## begin Data for this exercise
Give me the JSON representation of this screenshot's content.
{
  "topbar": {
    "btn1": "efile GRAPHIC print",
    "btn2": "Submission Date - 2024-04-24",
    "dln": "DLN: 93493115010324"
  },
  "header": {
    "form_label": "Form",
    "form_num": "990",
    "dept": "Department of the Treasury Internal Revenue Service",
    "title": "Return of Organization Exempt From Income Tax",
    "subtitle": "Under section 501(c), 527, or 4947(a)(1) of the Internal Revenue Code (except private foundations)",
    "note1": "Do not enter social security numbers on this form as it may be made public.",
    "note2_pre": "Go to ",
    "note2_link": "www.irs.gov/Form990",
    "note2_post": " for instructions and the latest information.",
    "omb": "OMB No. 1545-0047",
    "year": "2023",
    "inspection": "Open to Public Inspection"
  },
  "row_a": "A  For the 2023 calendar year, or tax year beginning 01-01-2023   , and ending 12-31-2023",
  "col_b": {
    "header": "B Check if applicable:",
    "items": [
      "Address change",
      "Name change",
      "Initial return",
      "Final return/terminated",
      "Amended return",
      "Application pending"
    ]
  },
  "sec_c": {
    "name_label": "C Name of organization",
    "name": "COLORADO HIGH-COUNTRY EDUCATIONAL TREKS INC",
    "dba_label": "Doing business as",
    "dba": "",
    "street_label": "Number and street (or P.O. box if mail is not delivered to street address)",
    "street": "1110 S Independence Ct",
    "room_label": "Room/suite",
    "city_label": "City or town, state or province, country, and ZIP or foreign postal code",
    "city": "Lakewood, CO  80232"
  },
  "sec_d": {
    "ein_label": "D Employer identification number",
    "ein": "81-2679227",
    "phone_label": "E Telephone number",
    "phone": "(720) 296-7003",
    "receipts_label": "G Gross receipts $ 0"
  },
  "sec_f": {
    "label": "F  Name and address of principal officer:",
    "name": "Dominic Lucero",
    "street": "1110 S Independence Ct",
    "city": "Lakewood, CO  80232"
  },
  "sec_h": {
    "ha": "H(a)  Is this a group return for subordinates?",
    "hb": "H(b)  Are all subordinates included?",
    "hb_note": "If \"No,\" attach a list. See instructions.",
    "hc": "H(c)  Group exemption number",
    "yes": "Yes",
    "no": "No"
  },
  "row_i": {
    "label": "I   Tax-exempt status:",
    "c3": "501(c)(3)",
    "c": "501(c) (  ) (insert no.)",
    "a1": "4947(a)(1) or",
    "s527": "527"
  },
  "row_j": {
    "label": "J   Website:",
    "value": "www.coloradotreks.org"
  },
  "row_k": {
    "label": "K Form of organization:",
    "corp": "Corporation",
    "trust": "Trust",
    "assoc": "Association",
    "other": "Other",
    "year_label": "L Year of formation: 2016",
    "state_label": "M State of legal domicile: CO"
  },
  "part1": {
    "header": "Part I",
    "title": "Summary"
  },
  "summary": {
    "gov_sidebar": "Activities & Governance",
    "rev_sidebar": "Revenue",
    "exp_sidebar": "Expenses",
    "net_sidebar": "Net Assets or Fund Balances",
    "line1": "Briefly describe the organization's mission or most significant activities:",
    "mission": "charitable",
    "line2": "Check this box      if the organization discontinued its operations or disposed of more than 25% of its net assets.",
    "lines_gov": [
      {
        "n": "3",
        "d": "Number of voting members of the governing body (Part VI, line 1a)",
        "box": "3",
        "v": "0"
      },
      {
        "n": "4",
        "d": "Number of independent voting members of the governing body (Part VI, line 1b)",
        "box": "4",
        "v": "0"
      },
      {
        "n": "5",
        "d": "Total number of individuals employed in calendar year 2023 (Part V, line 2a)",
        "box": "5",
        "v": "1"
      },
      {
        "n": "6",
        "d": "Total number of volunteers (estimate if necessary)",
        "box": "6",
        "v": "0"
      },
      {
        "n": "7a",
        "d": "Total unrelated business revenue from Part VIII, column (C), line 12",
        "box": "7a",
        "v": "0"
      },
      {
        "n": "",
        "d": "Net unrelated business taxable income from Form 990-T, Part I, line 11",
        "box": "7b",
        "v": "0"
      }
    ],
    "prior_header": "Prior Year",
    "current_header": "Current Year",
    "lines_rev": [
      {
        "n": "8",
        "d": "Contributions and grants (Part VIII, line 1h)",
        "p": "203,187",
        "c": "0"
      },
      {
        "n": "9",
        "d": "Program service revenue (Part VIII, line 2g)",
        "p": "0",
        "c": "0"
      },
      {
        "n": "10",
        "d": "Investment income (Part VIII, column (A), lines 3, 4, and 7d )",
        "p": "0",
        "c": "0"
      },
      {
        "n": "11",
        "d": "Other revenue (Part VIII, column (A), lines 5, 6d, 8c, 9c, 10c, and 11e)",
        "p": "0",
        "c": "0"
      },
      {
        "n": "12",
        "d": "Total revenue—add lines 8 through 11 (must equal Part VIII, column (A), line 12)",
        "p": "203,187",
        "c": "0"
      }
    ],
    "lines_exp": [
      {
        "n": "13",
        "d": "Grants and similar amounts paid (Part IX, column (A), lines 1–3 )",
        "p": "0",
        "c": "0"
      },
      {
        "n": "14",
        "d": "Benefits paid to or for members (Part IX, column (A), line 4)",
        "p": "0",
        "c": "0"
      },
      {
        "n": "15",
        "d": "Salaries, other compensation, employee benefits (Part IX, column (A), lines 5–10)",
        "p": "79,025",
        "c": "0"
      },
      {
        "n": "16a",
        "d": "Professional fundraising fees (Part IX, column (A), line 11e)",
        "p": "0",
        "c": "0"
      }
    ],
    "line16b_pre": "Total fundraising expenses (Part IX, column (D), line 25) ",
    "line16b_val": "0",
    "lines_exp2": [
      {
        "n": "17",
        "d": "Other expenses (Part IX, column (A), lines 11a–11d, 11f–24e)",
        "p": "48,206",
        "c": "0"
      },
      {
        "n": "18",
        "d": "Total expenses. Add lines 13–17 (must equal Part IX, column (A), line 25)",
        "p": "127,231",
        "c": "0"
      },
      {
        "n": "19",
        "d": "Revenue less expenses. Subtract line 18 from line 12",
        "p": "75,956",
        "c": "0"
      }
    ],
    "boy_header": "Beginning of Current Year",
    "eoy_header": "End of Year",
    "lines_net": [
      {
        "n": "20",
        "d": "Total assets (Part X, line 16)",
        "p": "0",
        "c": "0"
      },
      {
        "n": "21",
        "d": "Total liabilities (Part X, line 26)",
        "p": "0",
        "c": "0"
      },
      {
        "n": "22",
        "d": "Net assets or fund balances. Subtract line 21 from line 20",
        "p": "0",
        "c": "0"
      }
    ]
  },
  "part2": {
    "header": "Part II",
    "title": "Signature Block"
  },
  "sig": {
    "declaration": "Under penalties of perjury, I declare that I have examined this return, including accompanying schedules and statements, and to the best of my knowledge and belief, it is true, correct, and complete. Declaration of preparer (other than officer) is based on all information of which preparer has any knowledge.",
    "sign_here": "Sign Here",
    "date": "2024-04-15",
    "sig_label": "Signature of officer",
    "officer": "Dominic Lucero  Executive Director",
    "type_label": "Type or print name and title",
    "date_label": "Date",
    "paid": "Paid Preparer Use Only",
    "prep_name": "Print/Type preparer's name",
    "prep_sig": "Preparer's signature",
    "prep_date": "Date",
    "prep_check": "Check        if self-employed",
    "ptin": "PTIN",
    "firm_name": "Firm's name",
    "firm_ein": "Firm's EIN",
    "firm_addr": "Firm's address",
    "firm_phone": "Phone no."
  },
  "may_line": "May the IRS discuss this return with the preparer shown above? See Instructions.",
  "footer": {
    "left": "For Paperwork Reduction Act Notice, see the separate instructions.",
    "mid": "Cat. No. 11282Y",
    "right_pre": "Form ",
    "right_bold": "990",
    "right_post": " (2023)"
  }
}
## end Data for this exercise
- _Exercise goal_
Copy out the full listing exactly.

- _In response_
Give me the JSON representation of this screenshot's content.
{
  "topbar": {
    "btn1": "efile GRAPHIC print",
    "btn2": "Submission Date - 2024-04-24",
    "dln": "DLN: 93493115010324"
  },
  "header": {
    "form_label": "Form",
    "form_num": "990",
    "dept": "Department of the Treasury Internal Revenue Service",
    "title": "Return of Organization Exempt From Income Tax",
    "subtitle": "Under section 501(c), 527, or 4947(a)(1) of the Internal Revenue Code (except private foundations)",
    "note1": "Do not enter social security numbers on this form as it may be made public.",
    "note2_pre": "Go to ",
    "note2_link": "www.irs.gov/Form990",
    "note2_post": " for instructions and the latest information.",
    "omb": "OMB No. 1545-0047",
    "year": "2023",
    "inspection": "Open to Public Inspection"
  },
  "row_a": "A  For the 2023 calendar year, or tax year beginning 01-01-2023   , and ending 12-31-2023",
  "col_b": {
    "header": "B Check if applicable:",
    "items": [
      "Address change",
      "Name change",
      "Initial return",
      "Final return/terminated",
      "Amended return",
      "Application pending"
    ]
  },
  "sec_c": {
    "name_label": "C Name of organization",
    "name": "COLORADO HIGH-COUNTRY EDUCATIONAL TREKS INC",
    "dba_label": "Doing business as",
    "dba": "",
    "street_label": "Number and street (or P.O. box if mail is not delivered to street address)",
    "street": "1110 S Independence Ct",
    "room_label": "Room/suite",
    "city_label": "City or town, state or province, country, and ZIP or foreign postal code",
    "city": "Lakewood, CO  80232"
  },
  "sec_d": {
    "ein_label": "D Employer identification number",
    "ein": "81-2679227",
    "phone_label": "E Telephone number",
    "phone": "(720) 296-7003",
    "receipts_label": "G Gross receipts $ 0"
  },
  "sec_f": {
    "label": "F  Name and address of principal officer:",
    "name": "Dominic Lucero",
    "street": "1110 S Independence Ct",
    "city": "Lakewood, CO  80232"
  },
  "sec_h": {
    "ha": "H(a)  Is this a group return for subordinates?",
    "hb": "H(b)  Are all subordinates included?",
    "hb_note": "If \"No,\" attach a list. See instructions.",
    "hc": "H(c)  Group exemption number",
    "yes": "Yes",
    "no": "No"
  },
  "row_i": {
    "label": "I   Tax-exempt status:",
    "c3": "501(c)(3)",
    "c": "501(c) (  ) (insert no.)",
    "a1": "4947(a)(1) or",
    "s527": "527"
  },
  "row_j": {
    "label": "J   Website:",
    "value": "www.coloradotreks.org"
  },
  "row_k": {
    "label": "K Form of organization:",
    "corp": "Corporation",
    "trust": "Trust",
    "assoc": "Association",
    "other": "Other",
    "year_label": "L Year of formation: 2016",
    "state_label": "M State of legal domicile: CO"
  },
  "part1": {
    "header": "Part I",
    "title": "Summary"
  },
  "summary": {
    "gov_sidebar": "Activities & Governance",
    "rev_sidebar": "Revenue",
    "exp_sidebar": "Expenses",
    "net_sidebar": "Net Assets or Fund Balances",
    "line1": "Briefly describe the organization's mission or most significant activities:",
    "mission": "charitable",
    "line2": "Check this box      if the organization discontinued its operations or disposed of more than 25% of its net assets.",
    "lines_gov": [
      {
        "n": "3",
        "d": "Number of voting members of the governing body (Part VI, line 1a)",
        "box": "3",
        "v": "0"
      },
      {
        "n": "4",
        "d": "Number of independent voting members of the governing body (Part VI, line 1b)",
        "box": "4",
        "v": "0"
      },
      {
        "n": "5",
        "d": "Total number of individuals employed in calendar year 2023 (Part V, line 2a)",
        "box": "5",
        "v": "1"
      },
      {
        "n": "6",
        "d": "Total number of volunteers (estimate if necessary)",
        "box": "6",
        "v": "0"
      },
      {
        "n": "7a",
        "d": "Total unrelated business revenue from Part VIII, column (C), line 12",
        "box": "7a",
        "v": "0"
      },
      {
        "n": "",
        "d": "Net unrelated business taxable income from Form 990-T, Part I, line 11",
        "box": "7b",
        "v": "0"
      }
    ],
    "prior_header": "Prior Year",
    "current_header": "Current Year",
    "lines_rev": [
      {
        "n": "8",
        "d": "Contributions and grants (Part VIII, line 1h)",
        "p": "203,187",
        "c": "0"
      },
      {
        "n": "9",
        "d": "Program service revenue (Part VIII, line 2g)",
        "p": "0",
        "c": "0"
      },
      {
        "n": "10",
        "d": "Investment income (Part VIII, column (A), lines 3, 4, and 7d )",
        "p": "0",
        "c": "0"
      },
      {
        "n": "11",
        "d": "Other revenue (Part VIII, column (A), lines 5, 6d, 8c, 9c, 10c, and 11e)",
        "p": "0",
        "c": "0"
      },
      {
        "n": "12",
        "d": "Total revenue—add lines 8 through 11 (must equal Part VIII, column (A), line 12)",
        "p": "203,187",
        "c": "0"
      }
    ],
    "lines_exp": [
      {
        "n": "13",
        "d": "Grants and similar amounts paid (Part IX, column (A), lines 1–3 )",
        "p": "0",
        "c": "0"
      },
      {
        "n": "14",
        "d": "Benefits paid to or for members (Part IX, column (A), line 4)",
        "p": "0",
        "c": "0"
      },
      {
        "n": "15",
        "d": "Salaries, other compensation, employee benefits (Part IX, column (A), lines 5–10)",
        "p": "79,025",
        "c": "0"
      },
      {
        "n": "16a",
        "d": "Professional fundraising fees (Part IX, column (A), line 11e)",
        "p": "0",
        "c": "0"
      }
    ],
    "line16b_pre": "Total fundraising expenses (Part IX, column (D), line 25) ",
    "line16b_val": "0",
    "lines_exp2": [
      {
        "n": "17",
        "d": "Other expenses (Part IX, column (A), lines 11a–11d, 11f–24e)",
        "p": "48,206",
        "c": "0"
      },
      {
        "n": "18",
        "d": "Total expenses. Add lines 13–17 (must equal Part IX, column (A), line 25)",
        "p": "127,231",
        "c": "0"
      },
      {
        "n": "19",
        "d": "Revenue less expenses. Subtract line 18 from line 12",
        "p": "75,956",
        "c": "0"
      }
    ],
    "boy_header": "Beginning of Current Year",
    "eoy_header": "End of Year",
    "lines_net": [
      {
        "n": "20",
        "d": "Total assets (Part X, line 16)",
        "p": "0",
        "c": "0"
      },
      {
        "n": "21",
        "d": "Total liabilities (Part X, line 26)",
        "p": "0",
        "c": "0"
      },
      {
        "n": "22",
        "d": "Net assets or fund balances. Subtract line 21 from line 20",
        "p": "0",
        "c": "0"
      }
    ]
  },
  "part2": {
    "header": "Part II",
    "title": "Signature Block"
  },
  "sig": {
    "declaration": "Under penalties of perjury, I declare that I have examined this return, including accompanying schedules and statements, and to the best of my knowledge and belief, it is true, correct, and complete. Declaration of preparer (other than officer) is based on all information of which preparer has any knowledge.",
    "sign_here": "Sign Here",
    "date": "2024-04-15",
    "sig_label": "Signature of officer",
    "officer": "Dominic Lucero  Executive Director",
    "type_label": "Type or print name and title",
    "date_label": "Date",
    "paid": "Paid Preparer Use Only",
    "prep_name": "Print/Type preparer's name",
    "prep_sig": "Preparer's signature",
    "prep_date": "Date",
    "prep_check": "Check        if self-employed",
    "ptin": "PTIN",
    "firm_name": "Firm's name",
    "firm_ein": "Firm's EIN",
    "firm_addr": "Firm's address",
    "firm_phone": "Phone no."
  },
  "may_line": "May the IRS discuss this return with the preparer shown above? See Instructions.",
  "footer": {
    "left": "For Paperwork Reduction Act Notice, see the separate instructions.",
    "mid": "Cat. No. 11282Y",
    "right_pre": "Form ",
    "right_bold": "990",
    "right_post": " (2023)"
  }
}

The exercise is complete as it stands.